研究課題
Hodgkinリンパ腫(HL)では、CD30過剰発現の誘導にCD30-ERK1/2-JunB-CD30ループが関与し、ERK1/2やNF-κBの活性化を介して増殖の分子基盤を形成していることが明らかになっている。HLの約50%の症例ではEpstein-Barrウイルス(EBV)の感染が報告されており、腫瘍発生に至る重要な原因と考えられている。本研究ではEBVを末梢血B細胞に感染させ、B細胞がトランスフォーメーションする過程でHL細胞の増殖の分子基盤であるCD30-ERK1/2-JunB-CD30に加え CD30-NF-κB-CD40ループの誘導を検討し、HL発症機構における意義について考察した。末梢血リンパ球にEBV を感染させ、Lymphoblastoid cell line (LCL)へのトランスフォーメーションに関わるとされるEBV膜蛋白質LMP-1に加えCD30、JunB、CD40の誘導とERK1/2、NF-κBの活性化を検討した。EBVを末梢血B細胞に感染させると感染前はCD40のみの発現であったが20日の時点でLMP-1、CD30、JunBの誘導、ERK1/2、NF-κBの活性化を認めた。50日の時点で感染細胞はLCLとなり、LMP-1の発現に比してCD30、JunBは強く誘導、CD40は変化無く、下流のERK1/2、NF-κBの活性化を恒常的に認めた。これらのことはB細胞がEBVによりトランスフォーメーションする過程でHL細胞の増殖の分子基盤であるCD30-ERK1/2-JunB-CD30が誘導されること、LCLではむしろLMP-1非依存的に上記経路が誘導されていることが示唆された。

** 抽出エントリ **
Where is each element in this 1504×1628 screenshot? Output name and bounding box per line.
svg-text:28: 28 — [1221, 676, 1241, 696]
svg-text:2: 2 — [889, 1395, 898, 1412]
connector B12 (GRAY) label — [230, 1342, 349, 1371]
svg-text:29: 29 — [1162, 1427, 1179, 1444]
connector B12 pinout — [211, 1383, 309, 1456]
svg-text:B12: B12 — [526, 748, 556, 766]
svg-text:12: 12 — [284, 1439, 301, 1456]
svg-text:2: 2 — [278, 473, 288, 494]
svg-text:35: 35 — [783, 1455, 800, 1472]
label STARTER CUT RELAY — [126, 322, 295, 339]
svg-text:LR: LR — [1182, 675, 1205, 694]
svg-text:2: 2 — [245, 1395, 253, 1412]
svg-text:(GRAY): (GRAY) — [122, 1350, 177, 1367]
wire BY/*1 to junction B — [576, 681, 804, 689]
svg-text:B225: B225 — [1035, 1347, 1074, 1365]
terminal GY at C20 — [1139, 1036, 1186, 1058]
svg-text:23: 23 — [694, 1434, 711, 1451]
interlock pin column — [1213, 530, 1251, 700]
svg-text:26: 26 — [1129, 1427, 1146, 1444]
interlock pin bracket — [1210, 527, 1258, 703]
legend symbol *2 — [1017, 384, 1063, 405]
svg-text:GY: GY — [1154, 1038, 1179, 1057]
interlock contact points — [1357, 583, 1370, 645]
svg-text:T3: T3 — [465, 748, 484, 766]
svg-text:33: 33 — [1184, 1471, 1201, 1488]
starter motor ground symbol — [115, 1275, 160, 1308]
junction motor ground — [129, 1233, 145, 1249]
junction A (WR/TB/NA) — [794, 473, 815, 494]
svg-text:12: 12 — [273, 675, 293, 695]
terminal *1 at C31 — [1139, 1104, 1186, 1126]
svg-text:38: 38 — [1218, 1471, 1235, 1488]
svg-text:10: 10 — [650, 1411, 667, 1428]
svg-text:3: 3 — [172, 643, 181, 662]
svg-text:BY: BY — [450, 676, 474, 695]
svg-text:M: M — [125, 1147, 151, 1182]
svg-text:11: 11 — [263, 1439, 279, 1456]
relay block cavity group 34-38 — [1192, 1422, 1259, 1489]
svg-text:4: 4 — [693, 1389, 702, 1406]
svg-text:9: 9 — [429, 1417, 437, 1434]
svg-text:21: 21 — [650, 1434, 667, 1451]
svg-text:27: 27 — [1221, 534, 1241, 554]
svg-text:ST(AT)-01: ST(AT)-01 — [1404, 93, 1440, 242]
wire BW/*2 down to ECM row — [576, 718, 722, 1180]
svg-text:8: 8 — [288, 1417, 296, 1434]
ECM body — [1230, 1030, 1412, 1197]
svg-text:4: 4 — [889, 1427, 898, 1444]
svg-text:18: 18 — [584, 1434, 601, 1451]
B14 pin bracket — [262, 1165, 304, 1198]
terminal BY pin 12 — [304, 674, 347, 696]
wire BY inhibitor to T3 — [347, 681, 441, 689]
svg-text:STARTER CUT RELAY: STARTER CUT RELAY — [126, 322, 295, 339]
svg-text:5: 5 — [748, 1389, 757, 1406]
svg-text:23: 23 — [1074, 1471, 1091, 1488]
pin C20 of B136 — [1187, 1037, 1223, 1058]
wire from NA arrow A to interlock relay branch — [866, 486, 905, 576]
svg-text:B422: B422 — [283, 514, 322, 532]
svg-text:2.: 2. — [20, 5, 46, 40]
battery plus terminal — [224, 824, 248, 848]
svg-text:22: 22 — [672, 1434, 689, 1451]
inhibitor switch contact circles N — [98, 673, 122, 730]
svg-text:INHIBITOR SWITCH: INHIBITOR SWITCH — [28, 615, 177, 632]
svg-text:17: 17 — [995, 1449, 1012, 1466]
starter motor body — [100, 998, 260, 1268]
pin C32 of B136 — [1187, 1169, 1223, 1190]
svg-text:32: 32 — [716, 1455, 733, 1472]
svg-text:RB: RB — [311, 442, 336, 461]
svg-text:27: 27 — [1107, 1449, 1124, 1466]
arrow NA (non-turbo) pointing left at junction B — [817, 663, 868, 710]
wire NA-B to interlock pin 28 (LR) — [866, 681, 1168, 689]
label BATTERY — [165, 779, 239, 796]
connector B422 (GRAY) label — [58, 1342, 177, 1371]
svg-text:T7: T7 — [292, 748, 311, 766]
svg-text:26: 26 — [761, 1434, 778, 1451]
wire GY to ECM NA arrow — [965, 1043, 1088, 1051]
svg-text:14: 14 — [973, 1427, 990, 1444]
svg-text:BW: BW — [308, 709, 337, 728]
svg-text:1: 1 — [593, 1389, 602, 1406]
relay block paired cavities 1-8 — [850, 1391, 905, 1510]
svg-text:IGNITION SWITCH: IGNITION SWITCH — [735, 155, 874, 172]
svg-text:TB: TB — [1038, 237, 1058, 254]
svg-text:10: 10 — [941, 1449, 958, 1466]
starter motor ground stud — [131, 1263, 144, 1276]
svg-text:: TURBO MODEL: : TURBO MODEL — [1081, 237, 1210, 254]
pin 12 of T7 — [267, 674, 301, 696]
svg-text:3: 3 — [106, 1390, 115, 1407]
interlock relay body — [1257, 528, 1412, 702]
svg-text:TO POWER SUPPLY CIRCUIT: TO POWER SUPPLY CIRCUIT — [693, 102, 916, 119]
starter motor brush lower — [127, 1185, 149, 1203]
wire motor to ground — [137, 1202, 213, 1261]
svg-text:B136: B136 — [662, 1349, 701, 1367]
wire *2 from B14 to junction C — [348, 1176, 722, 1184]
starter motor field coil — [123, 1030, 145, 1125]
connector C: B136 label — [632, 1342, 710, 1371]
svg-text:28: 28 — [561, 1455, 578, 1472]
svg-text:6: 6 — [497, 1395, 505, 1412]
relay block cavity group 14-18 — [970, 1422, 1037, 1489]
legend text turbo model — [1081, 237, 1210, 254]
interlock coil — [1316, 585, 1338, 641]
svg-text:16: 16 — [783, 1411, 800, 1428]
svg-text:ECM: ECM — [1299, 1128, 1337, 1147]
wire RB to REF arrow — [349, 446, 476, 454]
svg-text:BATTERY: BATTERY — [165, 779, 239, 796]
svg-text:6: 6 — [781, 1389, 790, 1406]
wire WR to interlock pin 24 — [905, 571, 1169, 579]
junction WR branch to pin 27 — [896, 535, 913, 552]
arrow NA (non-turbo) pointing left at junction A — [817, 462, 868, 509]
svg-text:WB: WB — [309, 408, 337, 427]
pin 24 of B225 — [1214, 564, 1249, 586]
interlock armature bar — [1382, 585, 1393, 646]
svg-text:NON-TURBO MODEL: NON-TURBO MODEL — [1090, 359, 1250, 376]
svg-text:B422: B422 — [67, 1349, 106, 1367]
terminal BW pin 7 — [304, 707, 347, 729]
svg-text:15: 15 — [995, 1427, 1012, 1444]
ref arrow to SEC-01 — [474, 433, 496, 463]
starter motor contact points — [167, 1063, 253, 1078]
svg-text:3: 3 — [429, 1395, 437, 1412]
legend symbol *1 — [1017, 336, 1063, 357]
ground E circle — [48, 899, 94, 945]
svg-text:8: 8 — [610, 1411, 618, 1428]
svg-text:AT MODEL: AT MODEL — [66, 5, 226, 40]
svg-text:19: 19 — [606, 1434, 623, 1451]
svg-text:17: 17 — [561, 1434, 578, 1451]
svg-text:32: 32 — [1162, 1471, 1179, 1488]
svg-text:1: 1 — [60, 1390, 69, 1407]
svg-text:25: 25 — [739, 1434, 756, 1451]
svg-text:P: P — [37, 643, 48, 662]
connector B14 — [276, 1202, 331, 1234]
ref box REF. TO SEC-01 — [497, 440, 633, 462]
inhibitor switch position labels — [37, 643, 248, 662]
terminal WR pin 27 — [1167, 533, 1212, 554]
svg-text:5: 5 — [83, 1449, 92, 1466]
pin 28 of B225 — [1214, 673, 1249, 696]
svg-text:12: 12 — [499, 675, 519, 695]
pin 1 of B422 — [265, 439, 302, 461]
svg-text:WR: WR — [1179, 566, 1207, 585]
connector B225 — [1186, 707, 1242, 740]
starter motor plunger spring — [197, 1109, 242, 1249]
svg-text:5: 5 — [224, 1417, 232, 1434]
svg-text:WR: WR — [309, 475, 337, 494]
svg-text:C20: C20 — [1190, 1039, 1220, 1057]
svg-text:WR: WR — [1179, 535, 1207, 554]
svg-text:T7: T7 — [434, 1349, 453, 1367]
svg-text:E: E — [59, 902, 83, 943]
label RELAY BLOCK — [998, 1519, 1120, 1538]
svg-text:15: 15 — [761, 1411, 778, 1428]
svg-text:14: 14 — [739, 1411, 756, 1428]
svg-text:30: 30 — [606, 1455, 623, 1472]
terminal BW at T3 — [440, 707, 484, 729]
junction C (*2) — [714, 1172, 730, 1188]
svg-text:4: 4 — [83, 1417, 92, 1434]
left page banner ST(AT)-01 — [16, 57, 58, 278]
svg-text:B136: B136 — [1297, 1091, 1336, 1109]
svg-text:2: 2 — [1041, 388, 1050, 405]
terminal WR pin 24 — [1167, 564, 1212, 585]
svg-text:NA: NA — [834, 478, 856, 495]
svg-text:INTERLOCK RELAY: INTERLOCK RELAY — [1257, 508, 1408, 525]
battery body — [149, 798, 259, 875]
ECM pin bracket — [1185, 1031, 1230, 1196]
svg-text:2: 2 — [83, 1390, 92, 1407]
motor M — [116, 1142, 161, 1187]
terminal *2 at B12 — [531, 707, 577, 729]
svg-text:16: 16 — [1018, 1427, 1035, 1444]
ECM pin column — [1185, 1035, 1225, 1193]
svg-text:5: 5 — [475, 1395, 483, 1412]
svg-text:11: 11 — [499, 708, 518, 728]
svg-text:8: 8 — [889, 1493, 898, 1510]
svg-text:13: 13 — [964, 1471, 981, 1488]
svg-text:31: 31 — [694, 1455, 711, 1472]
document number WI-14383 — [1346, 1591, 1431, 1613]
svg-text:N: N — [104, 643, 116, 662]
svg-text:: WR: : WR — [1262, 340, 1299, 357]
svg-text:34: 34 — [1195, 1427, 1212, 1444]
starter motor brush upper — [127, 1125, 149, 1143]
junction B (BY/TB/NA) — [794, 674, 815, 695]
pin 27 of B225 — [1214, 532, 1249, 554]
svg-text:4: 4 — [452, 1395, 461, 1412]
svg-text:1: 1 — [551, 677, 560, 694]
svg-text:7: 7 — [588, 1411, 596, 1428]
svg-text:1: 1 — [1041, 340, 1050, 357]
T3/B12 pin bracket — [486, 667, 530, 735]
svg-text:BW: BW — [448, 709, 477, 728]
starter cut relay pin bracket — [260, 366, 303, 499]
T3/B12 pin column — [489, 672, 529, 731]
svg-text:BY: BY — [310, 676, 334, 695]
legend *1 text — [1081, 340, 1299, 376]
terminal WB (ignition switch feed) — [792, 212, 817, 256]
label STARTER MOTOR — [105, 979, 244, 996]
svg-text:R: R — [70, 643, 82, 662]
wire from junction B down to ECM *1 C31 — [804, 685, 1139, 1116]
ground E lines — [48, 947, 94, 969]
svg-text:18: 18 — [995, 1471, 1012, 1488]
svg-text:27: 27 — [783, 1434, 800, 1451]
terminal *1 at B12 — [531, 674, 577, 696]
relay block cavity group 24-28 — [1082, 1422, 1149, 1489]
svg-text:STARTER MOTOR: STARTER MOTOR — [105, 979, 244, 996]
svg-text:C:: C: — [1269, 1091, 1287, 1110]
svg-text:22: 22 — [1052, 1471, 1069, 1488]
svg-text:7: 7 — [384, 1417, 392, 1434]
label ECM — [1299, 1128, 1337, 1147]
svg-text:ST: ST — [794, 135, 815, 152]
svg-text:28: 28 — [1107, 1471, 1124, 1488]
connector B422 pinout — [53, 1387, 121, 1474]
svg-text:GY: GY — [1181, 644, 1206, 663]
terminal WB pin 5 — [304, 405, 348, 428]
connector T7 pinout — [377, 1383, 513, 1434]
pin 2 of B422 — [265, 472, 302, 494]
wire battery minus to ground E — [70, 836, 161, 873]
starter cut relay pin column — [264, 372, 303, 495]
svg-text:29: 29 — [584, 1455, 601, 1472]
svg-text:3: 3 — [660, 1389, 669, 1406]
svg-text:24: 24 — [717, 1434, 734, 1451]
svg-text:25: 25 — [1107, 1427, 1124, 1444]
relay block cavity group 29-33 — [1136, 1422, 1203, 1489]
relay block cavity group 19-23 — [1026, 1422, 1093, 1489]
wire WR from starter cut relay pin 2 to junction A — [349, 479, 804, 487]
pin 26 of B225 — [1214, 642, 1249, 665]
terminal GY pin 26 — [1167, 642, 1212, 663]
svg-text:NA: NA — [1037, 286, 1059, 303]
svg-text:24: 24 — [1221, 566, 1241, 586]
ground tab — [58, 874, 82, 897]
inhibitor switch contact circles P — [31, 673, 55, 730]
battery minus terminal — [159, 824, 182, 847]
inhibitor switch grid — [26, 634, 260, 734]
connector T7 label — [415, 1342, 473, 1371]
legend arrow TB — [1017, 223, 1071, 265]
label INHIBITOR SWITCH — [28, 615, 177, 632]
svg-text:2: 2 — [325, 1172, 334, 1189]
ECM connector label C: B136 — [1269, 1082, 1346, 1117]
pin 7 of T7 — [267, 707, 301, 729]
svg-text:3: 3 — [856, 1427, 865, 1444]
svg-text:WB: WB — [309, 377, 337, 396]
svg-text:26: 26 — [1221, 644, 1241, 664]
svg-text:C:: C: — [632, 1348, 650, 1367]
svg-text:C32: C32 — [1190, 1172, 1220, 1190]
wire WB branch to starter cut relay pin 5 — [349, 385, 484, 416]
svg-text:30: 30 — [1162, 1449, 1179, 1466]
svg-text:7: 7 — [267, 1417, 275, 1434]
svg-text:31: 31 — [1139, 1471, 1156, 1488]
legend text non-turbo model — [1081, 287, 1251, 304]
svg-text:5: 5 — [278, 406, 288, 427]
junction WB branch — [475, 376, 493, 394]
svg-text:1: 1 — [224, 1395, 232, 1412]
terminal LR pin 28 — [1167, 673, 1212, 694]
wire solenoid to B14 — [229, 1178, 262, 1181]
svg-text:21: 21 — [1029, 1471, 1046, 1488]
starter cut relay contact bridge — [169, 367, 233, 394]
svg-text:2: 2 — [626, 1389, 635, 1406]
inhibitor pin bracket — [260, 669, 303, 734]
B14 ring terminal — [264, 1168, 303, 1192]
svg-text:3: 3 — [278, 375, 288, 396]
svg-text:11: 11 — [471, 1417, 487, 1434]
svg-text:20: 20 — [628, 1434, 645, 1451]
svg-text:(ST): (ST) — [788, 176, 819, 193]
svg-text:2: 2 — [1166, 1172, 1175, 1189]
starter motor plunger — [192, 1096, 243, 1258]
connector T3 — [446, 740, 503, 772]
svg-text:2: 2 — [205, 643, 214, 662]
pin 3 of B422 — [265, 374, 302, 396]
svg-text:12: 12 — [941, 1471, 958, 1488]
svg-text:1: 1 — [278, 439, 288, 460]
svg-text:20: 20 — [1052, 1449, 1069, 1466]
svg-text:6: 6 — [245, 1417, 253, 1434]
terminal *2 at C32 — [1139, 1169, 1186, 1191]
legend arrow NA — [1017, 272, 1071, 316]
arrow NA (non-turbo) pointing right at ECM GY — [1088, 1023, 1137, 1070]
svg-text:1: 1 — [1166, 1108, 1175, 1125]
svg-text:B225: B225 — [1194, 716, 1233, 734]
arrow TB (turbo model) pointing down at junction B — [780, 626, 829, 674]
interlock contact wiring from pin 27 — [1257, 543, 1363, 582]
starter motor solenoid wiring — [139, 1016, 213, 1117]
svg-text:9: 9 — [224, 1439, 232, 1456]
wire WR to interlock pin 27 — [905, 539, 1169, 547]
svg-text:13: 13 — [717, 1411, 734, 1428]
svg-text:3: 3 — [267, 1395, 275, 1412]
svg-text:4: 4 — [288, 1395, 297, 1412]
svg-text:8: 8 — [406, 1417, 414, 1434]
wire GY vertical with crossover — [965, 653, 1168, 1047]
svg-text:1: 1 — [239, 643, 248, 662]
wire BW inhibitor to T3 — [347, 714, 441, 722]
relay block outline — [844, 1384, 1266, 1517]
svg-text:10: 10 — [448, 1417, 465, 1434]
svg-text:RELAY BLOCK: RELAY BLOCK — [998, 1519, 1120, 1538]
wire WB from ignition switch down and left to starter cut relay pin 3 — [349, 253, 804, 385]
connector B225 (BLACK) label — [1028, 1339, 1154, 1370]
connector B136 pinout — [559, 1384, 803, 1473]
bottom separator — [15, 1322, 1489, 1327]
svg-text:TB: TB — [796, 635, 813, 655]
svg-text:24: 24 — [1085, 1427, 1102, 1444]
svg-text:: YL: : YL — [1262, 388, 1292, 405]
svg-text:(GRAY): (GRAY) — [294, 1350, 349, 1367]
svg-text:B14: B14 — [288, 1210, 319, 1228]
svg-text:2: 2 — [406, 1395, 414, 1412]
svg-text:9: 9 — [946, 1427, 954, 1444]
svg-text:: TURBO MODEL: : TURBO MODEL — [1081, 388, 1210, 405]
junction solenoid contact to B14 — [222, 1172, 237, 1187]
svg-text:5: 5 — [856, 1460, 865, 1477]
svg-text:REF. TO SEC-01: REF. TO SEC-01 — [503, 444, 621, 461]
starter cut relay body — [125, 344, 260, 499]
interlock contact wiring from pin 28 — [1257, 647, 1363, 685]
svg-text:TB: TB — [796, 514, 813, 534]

** 実施課題 **
引用文によると、EBVを感染させる前の末梢血B細胞で発現していたのは何ですか。 上記のエントリは本課題には関係しません。

** 期待される出力 **
CD40のみです。